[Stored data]
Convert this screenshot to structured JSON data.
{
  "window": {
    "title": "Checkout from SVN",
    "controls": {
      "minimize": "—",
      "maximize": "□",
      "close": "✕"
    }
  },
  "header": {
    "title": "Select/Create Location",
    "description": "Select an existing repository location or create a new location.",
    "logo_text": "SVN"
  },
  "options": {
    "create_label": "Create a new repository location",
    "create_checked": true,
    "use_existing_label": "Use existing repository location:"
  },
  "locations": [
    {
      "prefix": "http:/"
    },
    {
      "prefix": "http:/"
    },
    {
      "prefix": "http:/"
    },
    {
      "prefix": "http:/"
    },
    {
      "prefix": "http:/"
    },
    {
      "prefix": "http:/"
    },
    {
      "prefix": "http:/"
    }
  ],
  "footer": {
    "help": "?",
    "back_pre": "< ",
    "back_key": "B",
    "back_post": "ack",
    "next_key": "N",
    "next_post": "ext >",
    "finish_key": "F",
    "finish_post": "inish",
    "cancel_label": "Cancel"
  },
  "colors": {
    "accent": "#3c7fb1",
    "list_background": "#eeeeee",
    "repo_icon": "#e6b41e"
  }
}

Your goal: Work out how many lines above contain the word "repository". Give only the number.

Result of this task: 3